WHAT THE EXERCISE ASKS :: Write the data below out exactly as it stands. Do not include the pictures.

DATA ::

--- Begin ---

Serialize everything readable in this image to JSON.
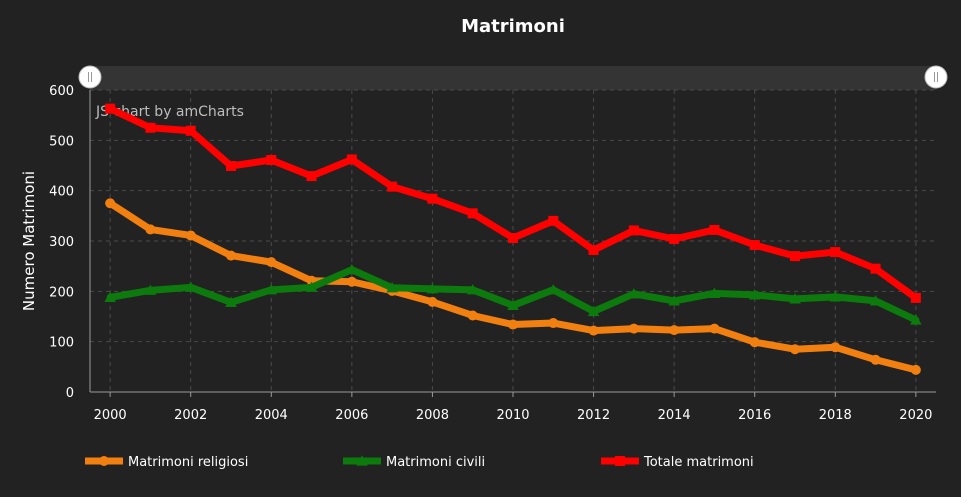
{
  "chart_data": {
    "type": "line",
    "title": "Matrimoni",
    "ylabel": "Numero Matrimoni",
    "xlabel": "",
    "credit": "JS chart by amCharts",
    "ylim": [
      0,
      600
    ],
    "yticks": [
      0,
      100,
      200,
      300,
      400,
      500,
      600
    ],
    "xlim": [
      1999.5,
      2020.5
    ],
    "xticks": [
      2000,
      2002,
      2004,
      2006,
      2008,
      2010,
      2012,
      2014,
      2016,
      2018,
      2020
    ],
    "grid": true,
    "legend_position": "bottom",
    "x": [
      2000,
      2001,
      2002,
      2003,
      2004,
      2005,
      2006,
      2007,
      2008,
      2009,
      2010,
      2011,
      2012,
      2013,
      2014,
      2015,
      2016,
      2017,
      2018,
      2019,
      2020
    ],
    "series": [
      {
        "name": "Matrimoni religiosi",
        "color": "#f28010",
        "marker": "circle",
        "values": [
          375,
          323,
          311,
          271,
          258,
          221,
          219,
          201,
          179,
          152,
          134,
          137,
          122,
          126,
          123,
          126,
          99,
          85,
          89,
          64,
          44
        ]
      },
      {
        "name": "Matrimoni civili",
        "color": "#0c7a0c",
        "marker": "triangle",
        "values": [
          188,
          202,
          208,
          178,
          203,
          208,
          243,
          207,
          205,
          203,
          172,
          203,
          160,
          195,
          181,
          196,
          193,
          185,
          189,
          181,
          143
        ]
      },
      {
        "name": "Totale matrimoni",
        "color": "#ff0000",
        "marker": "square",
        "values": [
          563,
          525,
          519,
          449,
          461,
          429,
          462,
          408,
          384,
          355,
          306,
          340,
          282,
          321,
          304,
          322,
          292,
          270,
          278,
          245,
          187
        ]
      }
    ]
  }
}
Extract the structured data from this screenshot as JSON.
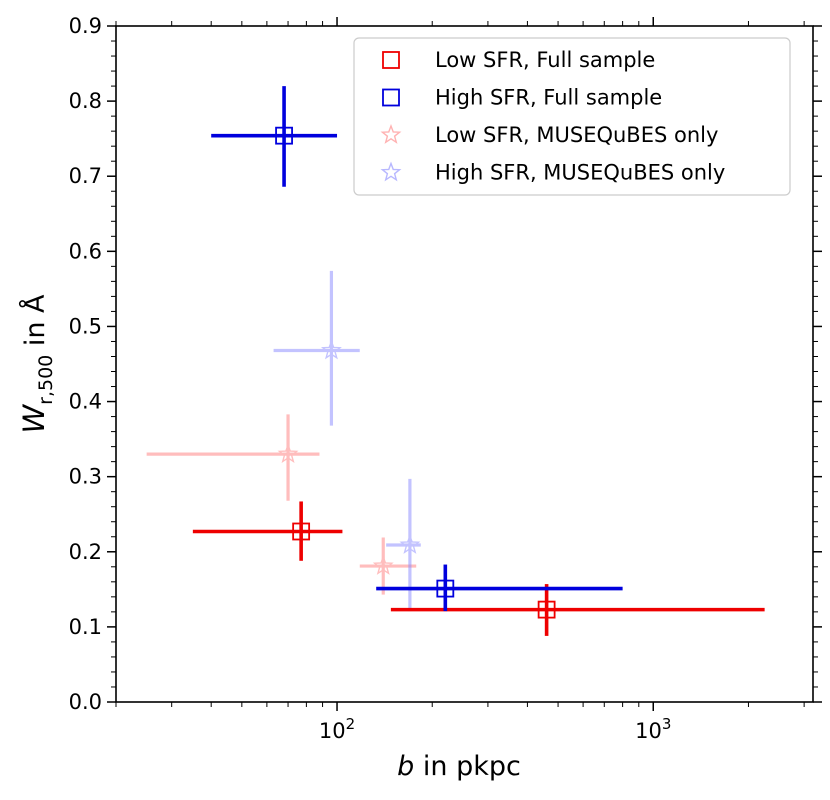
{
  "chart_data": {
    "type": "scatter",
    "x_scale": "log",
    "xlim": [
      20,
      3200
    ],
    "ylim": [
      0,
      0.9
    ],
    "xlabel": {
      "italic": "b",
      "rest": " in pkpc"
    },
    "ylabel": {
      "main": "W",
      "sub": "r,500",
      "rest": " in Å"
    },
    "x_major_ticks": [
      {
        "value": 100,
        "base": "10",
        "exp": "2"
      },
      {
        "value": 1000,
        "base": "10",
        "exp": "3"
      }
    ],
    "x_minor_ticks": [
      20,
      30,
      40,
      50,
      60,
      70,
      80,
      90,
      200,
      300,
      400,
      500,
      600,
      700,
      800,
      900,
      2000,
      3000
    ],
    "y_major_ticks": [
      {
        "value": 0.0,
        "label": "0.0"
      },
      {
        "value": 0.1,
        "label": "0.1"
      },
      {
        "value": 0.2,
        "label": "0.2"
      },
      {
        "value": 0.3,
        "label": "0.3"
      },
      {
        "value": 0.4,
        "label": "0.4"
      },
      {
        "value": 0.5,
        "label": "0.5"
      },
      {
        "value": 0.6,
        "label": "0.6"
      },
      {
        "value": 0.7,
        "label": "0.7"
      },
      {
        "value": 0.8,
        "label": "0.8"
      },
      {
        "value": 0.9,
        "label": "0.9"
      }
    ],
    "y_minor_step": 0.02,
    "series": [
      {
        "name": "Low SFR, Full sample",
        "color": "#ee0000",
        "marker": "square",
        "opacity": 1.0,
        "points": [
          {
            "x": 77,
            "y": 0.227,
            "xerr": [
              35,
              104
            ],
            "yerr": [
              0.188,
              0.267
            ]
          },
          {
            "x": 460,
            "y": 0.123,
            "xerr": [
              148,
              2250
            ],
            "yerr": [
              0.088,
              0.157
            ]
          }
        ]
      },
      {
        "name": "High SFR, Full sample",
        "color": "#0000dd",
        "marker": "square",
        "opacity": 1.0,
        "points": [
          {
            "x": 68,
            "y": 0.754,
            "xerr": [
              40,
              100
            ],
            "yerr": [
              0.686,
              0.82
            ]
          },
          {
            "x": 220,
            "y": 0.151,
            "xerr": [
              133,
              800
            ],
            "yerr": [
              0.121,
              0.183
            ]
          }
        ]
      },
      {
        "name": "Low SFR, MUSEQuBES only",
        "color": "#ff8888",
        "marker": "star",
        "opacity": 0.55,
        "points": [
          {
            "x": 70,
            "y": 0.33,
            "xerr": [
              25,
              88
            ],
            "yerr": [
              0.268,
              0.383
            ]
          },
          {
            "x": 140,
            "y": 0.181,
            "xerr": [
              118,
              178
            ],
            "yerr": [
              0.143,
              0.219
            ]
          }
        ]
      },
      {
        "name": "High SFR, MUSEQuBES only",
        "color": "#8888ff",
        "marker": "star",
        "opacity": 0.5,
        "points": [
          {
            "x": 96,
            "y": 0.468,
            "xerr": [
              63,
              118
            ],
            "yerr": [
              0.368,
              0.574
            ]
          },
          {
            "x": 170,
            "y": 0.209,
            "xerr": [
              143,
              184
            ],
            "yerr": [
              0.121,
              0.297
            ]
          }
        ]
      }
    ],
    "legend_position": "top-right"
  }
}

--- End ---

RESPONSE BELOW ::
Serialize everything readable in this image to JSON.
{
  "chart_data": {
    "type": "line",
    "title": "Matrimoni",
    "ylabel": "Numero Matrimoni",
    "xlabel": "",
    "credit": "JS chart by amCharts",
    "ylim": [
      0,
      600
    ],
    "yticks": [
      0,
      100,
      200,
      300,
      400,
      500,
      600
    ],
    "xlim": [
      1999.5,
      2020.5
    ],
    "xticks": [
      2000,
      2002,
      2004,
      2006,
      2008,
      2010,
      2012,
      2014,
      2016,
      2018,
      2020
    ],
    "grid": true,
    "legend_position": "bottom",
    "x": [
      2000,
      2001,
      2002,
      2003,
      2004,
      2005,
      2006,
      2007,
      2008,
      2009,
      2010,
      2011,
      2012,
      2013,
      2014,
      2015,
      2016,
      2017,
      2018,
      2019,
      2020
    ],
    "series": [
      {
        "name": "Matrimoni religiosi",
        "color": "#f28010",
        "marker": "circle",
        "values": [
          375,
          323,
          311,
          271,
          258,
          221,
          219,
          201,
          179,
          152,
          134,
          137,
          122,
          126,
          123,
          126,
          99,
          85,
          89,
          64,
          44
        ]
      },
      {
        "name": "Matrimoni civili",
        "color": "#0c7a0c",
        "marker": "triangle",
        "values": [
          188,
          202,
          208,
          178,
          203,
          208,
          243,
          207,
          205,
          203,
          172,
          203,
          160,
          195,
          181,
          196,
          193,
          185,
          189,
          181,
          143
        ]
      },
      {
        "name": "Totale matrimoni",
        "color": "#ff0000",
        "marker": "square",
        "values": [
          563,
          525,
          519,
          449,
          461,
          429,
          462,
          408,
          384,
          355,
          306,
          340,
          282,
          321,
          304,
          322,
          292,
          270,
          278,
          245,
          187
        ]
      }
    ]
  }
}
Extract the structured data from this screenshot as JSON.
{
  "chart_data": {
    "type": "scatter",
    "x_scale": "log",
    "xlim": [
      20,
      3200
    ],
    "ylim": [
      0,
      0.9
    ],
    "xlabel": {
      "italic": "b",
      "rest": " in pkpc"
    },
    "ylabel": {
      "main": "W",
      "sub": "r,500",
      "rest": " in Å"
    },
    "x_major_ticks": [
      {
        "value": 100,
        "base": "10",
        "exp": "2"
      },
      {
        "value": 1000,
        "base": "10",
        "exp": "3"
      }
    ],
    "x_minor_ticks": [
      20,
      30,
      40,
      50,
      60,
      70,
      80,
      90,
      200,
      300,
      400,
      500,
      600,
      700,
      800,
      900,
      2000,
      3000
    ],
    "y_major_ticks": [
      {
        "value": 0.0,
        "label": "0.0"
      },
      {
        "value": 0.1,
        "label": "0.1"
      },
      {
        "value": 0.2,
        "label": "0.2"
      },
      {
        "value": 0.3,
        "label": "0.3"
      },
      {
        "value": 0.4,
        "label": "0.4"
      },
      {
        "value": 0.5,
        "label": "0.5"
      },
      {
        "value": 0.6,
        "label": "0.6"
      },
      {
        "value": 0.7,
        "label": "0.7"
      },
      {
        "value": 0.8,
        "label": "0.8"
      },
      {
        "value": 0.9,
        "label": "0.9"
      }
    ],
    "y_minor_step": 0.02,
    "series": [
      {
        "name": "Low SFR, Full sample",
        "color": "#ee0000",
        "marker": "square",
        "opacity": 1.0,
        "points": [
          {
            "x": 77,
            "y": 0.227,
            "xerr": [
              35,
              104
            ],
            "yerr": [
              0.188,
              0.267
            ]
          },
          {
            "x": 460,
            "y": 0.123,
            "xerr": [
              148,
              2250
            ],
            "yerr": [
              0.088,
              0.157
            ]
          }
        ]
      },
      {
        "name": "High SFR, Full sample",
        "color": "#0000dd",
        "marker": "square",
        "opacity": 1.0,
        "points": [
          {
            "x": 68,
            "y": 0.754,
            "xerr": [
              40,
              100
            ],
            "yerr": [
              0.686,
              0.82
            ]
          },
          {
            "x": 220,
            "y": 0.151,
            "xerr": [
              133,
              800
            ],
            "yerr": [
              0.121,
              0.183
            ]
          }
        ]
      },
      {
        "name": "Low SFR, MUSEQuBES only",
        "color": "#ff8888",
        "marker": "star",
        "opacity": 0.55,
        "points": [
          {
            "x": 70,
            "y": 0.33,
            "xerr": [
              25,
              88
            ],
            "yerr": [
              0.268,
              0.383
            ]
          },
          {
            "x": 140,
            "y": 0.181,
            "xerr": [
              118,
              178
            ],
            "yerr": [
              0.143,
              0.219
            ]
          }
        ]
      },
      {
        "name": "High SFR, MUSEQuBES only",
        "color": "#8888ff",
        "marker": "star",
        "opacity": 0.5,
        "points": [
          {
            "x": 96,
            "y": 0.468,
            "xerr": [
              63,
              118
            ],
            "yerr": [
              0.368,
              0.574
            ]
          },
          {
            "x": 170,
            "y": 0.209,
            "xerr": [
              143,
              184
            ],
            "yerr": [
              0.121,
              0.297
            ]
          }
        ]
      }
    ],
    "legend_position": "top-right"
  }
}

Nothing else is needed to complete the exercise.